▸ **Description of the task**
Write out every record in full, exactly as written, please.

------ Dataset records ------

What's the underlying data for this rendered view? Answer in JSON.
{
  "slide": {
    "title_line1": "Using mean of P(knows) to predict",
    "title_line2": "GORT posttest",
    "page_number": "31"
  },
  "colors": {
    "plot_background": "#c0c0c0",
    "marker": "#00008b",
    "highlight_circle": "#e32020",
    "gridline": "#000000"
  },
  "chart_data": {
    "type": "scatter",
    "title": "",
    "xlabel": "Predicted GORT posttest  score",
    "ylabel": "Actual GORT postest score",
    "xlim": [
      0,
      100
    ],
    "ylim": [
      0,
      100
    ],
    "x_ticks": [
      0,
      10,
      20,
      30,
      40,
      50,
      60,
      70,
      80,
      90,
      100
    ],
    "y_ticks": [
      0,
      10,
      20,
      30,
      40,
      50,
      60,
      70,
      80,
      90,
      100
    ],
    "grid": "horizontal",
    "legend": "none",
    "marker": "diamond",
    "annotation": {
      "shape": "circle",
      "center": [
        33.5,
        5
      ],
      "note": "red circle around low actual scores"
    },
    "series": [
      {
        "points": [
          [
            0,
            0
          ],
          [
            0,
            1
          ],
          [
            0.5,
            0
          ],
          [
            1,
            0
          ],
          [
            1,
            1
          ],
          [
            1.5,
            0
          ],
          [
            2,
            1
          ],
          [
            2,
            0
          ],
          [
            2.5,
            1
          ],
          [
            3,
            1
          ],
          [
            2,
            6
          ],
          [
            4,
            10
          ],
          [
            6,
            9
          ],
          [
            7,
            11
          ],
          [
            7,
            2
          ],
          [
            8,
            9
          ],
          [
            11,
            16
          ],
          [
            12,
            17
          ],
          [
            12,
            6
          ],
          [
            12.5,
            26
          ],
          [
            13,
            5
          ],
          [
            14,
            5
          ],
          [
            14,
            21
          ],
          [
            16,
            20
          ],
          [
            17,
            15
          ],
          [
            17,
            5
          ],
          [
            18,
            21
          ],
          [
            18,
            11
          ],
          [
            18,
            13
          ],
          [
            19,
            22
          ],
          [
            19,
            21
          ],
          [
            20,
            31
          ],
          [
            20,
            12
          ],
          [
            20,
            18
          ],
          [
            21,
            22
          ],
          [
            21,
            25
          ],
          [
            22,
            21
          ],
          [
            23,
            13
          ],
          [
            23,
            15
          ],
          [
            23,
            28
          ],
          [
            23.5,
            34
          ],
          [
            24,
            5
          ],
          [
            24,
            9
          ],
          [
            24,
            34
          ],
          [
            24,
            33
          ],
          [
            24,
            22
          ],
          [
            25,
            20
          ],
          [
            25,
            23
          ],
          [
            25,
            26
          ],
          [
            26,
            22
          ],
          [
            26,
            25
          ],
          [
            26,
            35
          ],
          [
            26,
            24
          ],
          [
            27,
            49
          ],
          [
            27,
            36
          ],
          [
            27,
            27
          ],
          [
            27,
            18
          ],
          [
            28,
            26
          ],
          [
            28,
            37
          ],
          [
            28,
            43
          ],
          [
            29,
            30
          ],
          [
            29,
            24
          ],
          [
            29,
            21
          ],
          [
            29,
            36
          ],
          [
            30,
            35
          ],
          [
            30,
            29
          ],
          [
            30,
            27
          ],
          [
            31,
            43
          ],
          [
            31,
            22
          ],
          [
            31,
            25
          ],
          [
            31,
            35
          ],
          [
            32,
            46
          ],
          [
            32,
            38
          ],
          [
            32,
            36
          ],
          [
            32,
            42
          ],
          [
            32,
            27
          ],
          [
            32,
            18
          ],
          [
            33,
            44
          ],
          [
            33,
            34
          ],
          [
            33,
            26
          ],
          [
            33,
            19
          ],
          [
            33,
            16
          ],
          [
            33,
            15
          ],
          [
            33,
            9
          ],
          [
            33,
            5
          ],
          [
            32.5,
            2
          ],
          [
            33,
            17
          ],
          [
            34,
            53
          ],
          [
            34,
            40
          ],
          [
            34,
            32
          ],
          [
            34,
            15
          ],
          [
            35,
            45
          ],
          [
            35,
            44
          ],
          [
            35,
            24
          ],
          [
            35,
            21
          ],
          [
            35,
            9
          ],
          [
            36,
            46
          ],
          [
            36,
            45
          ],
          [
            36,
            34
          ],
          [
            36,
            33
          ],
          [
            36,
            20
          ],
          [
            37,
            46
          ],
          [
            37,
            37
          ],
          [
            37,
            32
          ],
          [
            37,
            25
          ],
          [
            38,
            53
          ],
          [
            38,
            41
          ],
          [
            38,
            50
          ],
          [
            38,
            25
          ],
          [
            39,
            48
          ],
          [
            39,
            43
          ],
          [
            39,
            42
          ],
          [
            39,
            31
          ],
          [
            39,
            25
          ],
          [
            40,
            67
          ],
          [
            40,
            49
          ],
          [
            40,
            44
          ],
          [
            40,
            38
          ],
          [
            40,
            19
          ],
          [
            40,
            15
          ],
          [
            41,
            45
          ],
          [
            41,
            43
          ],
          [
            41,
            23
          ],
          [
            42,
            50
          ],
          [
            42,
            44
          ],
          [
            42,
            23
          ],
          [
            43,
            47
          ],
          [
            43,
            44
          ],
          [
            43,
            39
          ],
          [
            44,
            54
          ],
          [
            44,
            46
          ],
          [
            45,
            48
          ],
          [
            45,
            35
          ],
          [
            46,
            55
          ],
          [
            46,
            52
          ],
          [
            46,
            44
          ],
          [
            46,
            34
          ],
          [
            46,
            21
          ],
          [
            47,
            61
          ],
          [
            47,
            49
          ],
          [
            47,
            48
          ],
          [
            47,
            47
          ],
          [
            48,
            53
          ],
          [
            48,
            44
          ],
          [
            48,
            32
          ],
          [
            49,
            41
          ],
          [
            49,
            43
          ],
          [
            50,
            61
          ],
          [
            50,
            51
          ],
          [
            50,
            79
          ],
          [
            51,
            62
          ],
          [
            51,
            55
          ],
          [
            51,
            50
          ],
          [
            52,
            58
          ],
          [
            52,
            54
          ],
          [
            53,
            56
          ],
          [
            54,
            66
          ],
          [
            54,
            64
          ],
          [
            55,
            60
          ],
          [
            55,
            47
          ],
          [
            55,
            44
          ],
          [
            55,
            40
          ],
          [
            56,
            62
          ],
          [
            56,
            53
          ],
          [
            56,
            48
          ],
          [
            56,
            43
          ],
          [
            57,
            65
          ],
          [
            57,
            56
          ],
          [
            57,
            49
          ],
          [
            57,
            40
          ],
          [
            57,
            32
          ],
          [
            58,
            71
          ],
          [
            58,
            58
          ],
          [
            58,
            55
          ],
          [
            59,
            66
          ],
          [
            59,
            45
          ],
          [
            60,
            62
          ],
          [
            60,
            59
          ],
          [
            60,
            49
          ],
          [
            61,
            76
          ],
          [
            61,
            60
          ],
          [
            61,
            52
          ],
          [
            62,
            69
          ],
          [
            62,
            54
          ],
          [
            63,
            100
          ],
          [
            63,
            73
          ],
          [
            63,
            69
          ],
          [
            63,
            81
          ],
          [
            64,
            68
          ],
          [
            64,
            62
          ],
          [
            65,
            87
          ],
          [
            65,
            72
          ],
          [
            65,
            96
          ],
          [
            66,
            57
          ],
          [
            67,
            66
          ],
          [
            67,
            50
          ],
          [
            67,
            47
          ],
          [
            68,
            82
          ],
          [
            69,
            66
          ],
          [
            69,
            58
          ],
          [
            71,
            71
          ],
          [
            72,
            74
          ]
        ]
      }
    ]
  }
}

------

▸ **Response to this task**
What's the underlying data for this rendered view? Answer in JSON.
{
  "slide": {
    "title_line1": "Using mean of P(knows) to predict",
    "title_line2": "GORT posttest",
    "page_number": "31"
  },
  "colors": {
    "plot_background": "#c0c0c0",
    "marker": "#00008b",
    "highlight_circle": "#e32020",
    "gridline": "#000000"
  },
  "chart_data": {
    "type": "scatter",
    "title": "",
    "xlabel": "Predicted GORT posttest  score",
    "ylabel": "Actual GORT postest score",
    "xlim": [
      0,
      100
    ],
    "ylim": [
      0,
      100
    ],
    "x_ticks": [
      0,
      10,
      20,
      30,
      40,
      50,
      60,
      70,
      80,
      90,
      100
    ],
    "y_ticks": [
      0,
      10,
      20,
      30,
      40,
      50,
      60,
      70,
      80,
      90,
      100
    ],
    "grid": "horizontal",
    "legend": "none",
    "marker": "diamond",
    "annotation": {
      "shape": "circle",
      "center": [
        33.5,
        5
      ],
      "note": "red circle around low actual scores"
    },
    "series": [
      {
        "points": [
          [
            0,
            0
          ],
          [
            0,
            1
          ],
          [
            0.5,
            0
          ],
          [
            1,
            0
          ],
          [
            1,
            1
          ],
          [
            1.5,
            0
          ],
          [
            2,
            1
          ],
          [
            2,
            0
          ],
          [
            2.5,
            1
          ],
          [
            3,
            1
          ],
          [
            2,
            6
          ],
          [
            4,
            10
          ],
          [
            6,
            9
          ],
          [
            7,
            11
          ],
          [
            7,
            2
          ],
          [
            8,
            9
          ],
          [
            11,
            16
          ],
          [
            12,
            17
          ],
          [
            12,
            6
          ],
          [
            12.5,
            26
          ],
          [
            13,
            5
          ],
          [
            14,
            5
          ],
          [
            14,
            21
          ],
          [
            16,
            20
          ],
          [
            17,
            15
          ],
          [
            17,
            5
          ],
          [
            18,
            21
          ],
          [
            18,
            11
          ],
          [
            18,
            13
          ],
          [
            19,
            22
          ],
          [
            19,
            21
          ],
          [
            20,
            31
          ],
          [
            20,
            12
          ],
          [
            20,
            18
          ],
          [
            21,
            22
          ],
          [
            21,
            25
          ],
          [
            22,
            21
          ],
          [
            23,
            13
          ],
          [
            23,
            15
          ],
          [
            23,
            28
          ],
          [
            23.5,
            34
          ],
          [
            24,
            5
          ],
          [
            24,
            9
          ],
          [
            24,
            34
          ],
          [
            24,
            33
          ],
          [
            24,
            22
          ],
          [
            25,
            20
          ],
          [
            25,
            23
          ],
          [
            25,
            26
          ],
          [
            26,
            22
          ],
          [
            26,
            25
          ],
          [
            26,
            35
          ],
          [
            26,
            24
          ],
          [
            27,
            49
          ],
          [
            27,
            36
          ],
          [
            27,
            27
          ],
          [
            27,
            18
          ],
          [
            28,
            26
          ],
          [
            28,
            37
          ],
          [
            28,
            43
          ],
          [
            29,
            30
          ],
          [
            29,
            24
          ],
          [
            29,
            21
          ],
          [
            29,
            36
          ],
          [
            30,
            35
          ],
          [
            30,
            29
          ],
          [
            30,
            27
          ],
          [
            31,
            43
          ],
          [
            31,
            22
          ],
          [
            31,
            25
          ],
          [
            31,
            35
          ],
          [
            32,
            46
          ],
          [
            32,
            38
          ],
          [
            32,
            36
          ],
          [
            32,
            42
          ],
          [
            32,
            27
          ],
          [
            32,
            18
          ],
          [
            33,
            44
          ],
          [
            33,
            34
          ],
          [
            33,
            26
          ],
          [
            33,
            19
          ],
          [
            33,
            16
          ],
          [
            33,
            15
          ],
          [
            33,
            9
          ],
          [
            33,
            5
          ],
          [
            32.5,
            2
          ],
          [
            33,
            17
          ],
          [
            34,
            53
          ],
          [
            34,
            40
          ],
          [
            34,
            32
          ],
          [
            34,
            15
          ],
          [
            35,
            45
          ],
          [
            35,
            44
          ],
          [
            35,
            24
          ],
          [
            35,
            21
          ],
          [
            35,
            9
          ],
          [
            36,
            46
          ],
          [
            36,
            45
          ],
          [
            36,
            34
          ],
          [
            36,
            33
          ],
          [
            36,
            20
          ],
          [
            37,
            46
          ],
          [
            37,
            37
          ],
          [
            37,
            32
          ],
          [
            37,
            25
          ],
          [
            38,
            53
          ],
          [
            38,
            41
          ],
          [
            38,
            50
          ],
          [
            38,
            25
          ],
          [
            39,
            48
          ],
          [
            39,
            43
          ],
          [
            39,
            42
          ],
          [
            39,
            31
          ],
          [
            39,
            25
          ],
          [
            40,
            67
          ],
          [
            40,
            49
          ],
          [
            40,
            44
          ],
          [
            40,
            38
          ],
          [
            40,
            19
          ],
          [
            40,
            15
          ],
          [
            41,
            45
          ],
          [
            41,
            43
          ],
          [
            41,
            23
          ],
          [
            42,
            50
          ],
          [
            42,
            44
          ],
          [
            42,
            23
          ],
          [
            43,
            47
          ],
          [
            43,
            44
          ],
          [
            43,
            39
          ],
          [
            44,
            54
          ],
          [
            44,
            46
          ],
          [
            45,
            48
          ],
          [
            45,
            35
          ],
          [
            46,
            55
          ],
          [
            46,
            52
          ],
          [
            46,
            44
          ],
          [
            46,
            34
          ],
          [
            46,
            21
          ],
          [
            47,
            61
          ],
          [
            47,
            49
          ],
          [
            47,
            48
          ],
          [
            47,
            47
          ],
          [
            48,
            53
          ],
          [
            48,
            44
          ],
          [
            48,
            32
          ],
          [
            49,
            41
          ],
          [
            49,
            43
          ],
          [
            50,
            61
          ],
          [
            50,
            51
          ],
          [
            50,
            79
          ],
          [
            51,
            62
          ],
          [
            51,
            55
          ],
          [
            51,
            50
          ],
          [
            52,
            58
          ],
          [
            52,
            54
          ],
          [
            53,
            56
          ],
          [
            54,
            66
          ],
          [
            54,
            64
          ],
          [
            55,
            60
          ],
          [
            55,
            47
          ],
          [
            55,
            44
          ],
          [
            55,
            40
          ],
          [
            56,
            62
          ],
          [
            56,
            53
          ],
          [
            56,
            48
          ],
          [
            56,
            43
          ],
          [
            57,
            65
          ],
          [
            57,
            56
          ],
          [
            57,
            49
          ],
          [
            57,
            40
          ],
          [
            57,
            32
          ],
          [
            58,
            71
          ],
          [
            58,
            58
          ],
          [
            58,
            55
          ],
          [
            59,
            66
          ],
          [
            59,
            45
          ],
          [
            60,
            62
          ],
          [
            60,
            59
          ],
          [
            60,
            49
          ],
          [
            61,
            76
          ],
          [
            61,
            60
          ],
          [
            61,
            52
          ],
          [
            62,
            69
          ],
          [
            62,
            54
          ],
          [
            63,
            100
          ],
          [
            63,
            73
          ],
          [
            63,
            69
          ],
          [
            63,
            81
          ],
          [
            64,
            68
          ],
          [
            64,
            62
          ],
          [
            65,
            87
          ],
          [
            65,
            72
          ],
          [
            65,
            96
          ],
          [
            66,
            57
          ],
          [
            67,
            66
          ],
          [
            67,
            50
          ],
          [
            67,
            47
          ],
          [
            68,
            82
          ],
          [
            69,
            66
          ],
          [
            69,
            58
          ],
          [
            71,
            71
          ],
          [
            72,
            74
          ]
        ]
      }
    ]
  }
}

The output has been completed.